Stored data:
>> Begin

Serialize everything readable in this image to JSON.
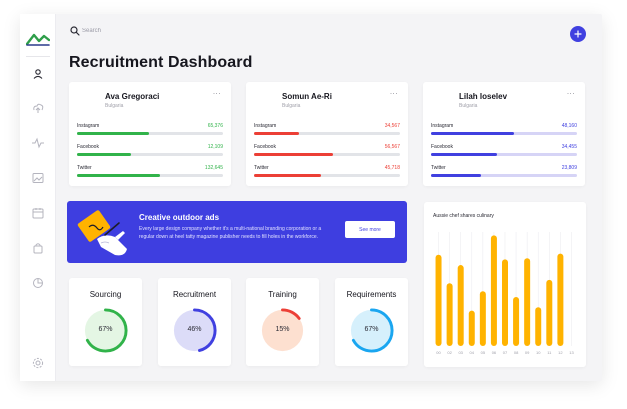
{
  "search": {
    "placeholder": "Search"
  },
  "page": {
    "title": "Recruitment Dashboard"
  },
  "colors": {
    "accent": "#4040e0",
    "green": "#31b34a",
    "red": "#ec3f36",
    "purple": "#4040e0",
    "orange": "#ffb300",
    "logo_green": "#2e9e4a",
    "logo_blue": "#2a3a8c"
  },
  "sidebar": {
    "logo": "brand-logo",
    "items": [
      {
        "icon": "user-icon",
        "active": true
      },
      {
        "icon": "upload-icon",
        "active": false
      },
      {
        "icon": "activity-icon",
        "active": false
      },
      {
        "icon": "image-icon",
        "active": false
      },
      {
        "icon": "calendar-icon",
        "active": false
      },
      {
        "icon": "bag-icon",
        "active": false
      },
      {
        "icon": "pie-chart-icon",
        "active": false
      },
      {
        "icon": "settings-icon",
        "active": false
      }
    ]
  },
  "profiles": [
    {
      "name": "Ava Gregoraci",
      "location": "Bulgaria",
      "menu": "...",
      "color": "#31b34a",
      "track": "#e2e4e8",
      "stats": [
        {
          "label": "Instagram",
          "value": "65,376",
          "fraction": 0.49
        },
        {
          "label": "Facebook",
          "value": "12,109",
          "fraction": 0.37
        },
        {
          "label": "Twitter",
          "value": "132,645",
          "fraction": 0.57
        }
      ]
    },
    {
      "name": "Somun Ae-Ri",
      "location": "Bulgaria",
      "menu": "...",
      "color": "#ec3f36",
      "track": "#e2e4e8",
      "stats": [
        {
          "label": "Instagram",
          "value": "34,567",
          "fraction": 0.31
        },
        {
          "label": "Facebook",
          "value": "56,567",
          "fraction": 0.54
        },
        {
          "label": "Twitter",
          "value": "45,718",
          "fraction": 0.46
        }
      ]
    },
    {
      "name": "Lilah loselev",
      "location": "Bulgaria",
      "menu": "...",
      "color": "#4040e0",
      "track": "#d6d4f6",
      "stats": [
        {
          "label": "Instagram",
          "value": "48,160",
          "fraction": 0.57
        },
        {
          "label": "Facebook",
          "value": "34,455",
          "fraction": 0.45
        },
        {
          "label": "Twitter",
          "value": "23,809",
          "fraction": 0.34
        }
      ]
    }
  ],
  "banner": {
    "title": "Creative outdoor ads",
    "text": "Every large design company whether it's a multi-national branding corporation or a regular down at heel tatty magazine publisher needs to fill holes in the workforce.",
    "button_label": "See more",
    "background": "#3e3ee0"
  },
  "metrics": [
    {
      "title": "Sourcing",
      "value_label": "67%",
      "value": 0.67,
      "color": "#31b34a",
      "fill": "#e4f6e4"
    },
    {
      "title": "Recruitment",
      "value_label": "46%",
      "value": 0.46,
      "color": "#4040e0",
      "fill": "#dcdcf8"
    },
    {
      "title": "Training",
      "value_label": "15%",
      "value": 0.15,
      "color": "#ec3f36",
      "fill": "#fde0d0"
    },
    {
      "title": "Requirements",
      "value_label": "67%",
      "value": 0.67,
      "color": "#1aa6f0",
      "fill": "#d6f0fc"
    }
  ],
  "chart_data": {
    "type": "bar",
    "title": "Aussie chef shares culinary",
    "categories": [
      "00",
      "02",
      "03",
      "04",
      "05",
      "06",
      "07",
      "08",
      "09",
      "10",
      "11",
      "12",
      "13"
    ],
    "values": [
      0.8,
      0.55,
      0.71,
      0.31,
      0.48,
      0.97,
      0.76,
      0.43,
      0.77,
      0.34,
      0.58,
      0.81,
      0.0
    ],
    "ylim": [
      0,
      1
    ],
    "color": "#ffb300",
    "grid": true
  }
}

>> End

### Short task
Find every line in the records that has the string "Recruitment", then state how many there are and nothing else.

### Solution
2